§ Goal:
Every line from the line containing "Output a JSON" through the final line of the data is to be printed exactly; no other line is to appear.

Structured figure records:
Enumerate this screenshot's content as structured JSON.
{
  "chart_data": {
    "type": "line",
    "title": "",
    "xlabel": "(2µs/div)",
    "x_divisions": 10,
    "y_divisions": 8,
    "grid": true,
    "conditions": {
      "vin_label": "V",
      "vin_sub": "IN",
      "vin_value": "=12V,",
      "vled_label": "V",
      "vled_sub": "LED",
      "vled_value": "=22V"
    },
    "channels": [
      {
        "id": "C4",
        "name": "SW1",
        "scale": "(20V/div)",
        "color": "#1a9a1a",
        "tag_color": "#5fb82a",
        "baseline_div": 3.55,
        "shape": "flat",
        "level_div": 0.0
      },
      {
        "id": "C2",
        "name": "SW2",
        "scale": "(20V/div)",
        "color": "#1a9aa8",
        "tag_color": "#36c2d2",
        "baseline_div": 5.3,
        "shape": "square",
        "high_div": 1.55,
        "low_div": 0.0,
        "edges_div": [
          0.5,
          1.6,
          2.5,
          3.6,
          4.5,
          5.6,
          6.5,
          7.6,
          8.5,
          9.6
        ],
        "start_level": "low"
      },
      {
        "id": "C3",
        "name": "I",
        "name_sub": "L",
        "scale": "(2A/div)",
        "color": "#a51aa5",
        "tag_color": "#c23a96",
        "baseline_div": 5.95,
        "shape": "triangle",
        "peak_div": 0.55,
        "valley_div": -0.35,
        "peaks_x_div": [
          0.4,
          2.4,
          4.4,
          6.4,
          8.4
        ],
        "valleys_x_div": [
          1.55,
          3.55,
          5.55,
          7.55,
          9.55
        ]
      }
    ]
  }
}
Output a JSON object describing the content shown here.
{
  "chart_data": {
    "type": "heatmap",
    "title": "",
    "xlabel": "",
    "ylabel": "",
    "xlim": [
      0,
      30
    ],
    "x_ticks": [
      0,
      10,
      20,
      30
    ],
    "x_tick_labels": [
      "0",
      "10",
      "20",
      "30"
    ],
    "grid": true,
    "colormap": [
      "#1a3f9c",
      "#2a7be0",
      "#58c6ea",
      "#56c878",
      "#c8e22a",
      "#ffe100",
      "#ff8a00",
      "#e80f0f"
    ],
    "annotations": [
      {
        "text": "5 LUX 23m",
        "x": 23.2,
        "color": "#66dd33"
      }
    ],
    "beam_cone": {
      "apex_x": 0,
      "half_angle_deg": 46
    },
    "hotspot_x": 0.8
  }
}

§ Exercise output:
Output a JSON object describing the content shown here.
{
  "chart_data": {
    "type": "heatmap",
    "title": "",
    "xlabel": "",
    "ylabel": "",
    "xlim": [
      0,
      30
    ],
    "x_ticks": [
      0,
      10,
      20,
      30
    ],
    "x_tick_labels": [
      "0",
      "10",
      "20",
      "30"
    ],
    "grid": true,
    "colormap": [
      "#1a3f9c",
      "#2a7be0",
      "#58c6ea",
      "#56c878",
      "#c8e22a",
      "#ffe100",
      "#ff8a00",
      "#e80f0f"
    ],
    "annotations": [
      {
        "text": "5 LUX 23m",
        "x": 23.2,
        "color": "#66dd33"
      }
    ],
    "beam_cone": {
      "apex_x": 0,
      "half_angle_deg": 46
    },
    "hotspot_x": 0.8
  }
}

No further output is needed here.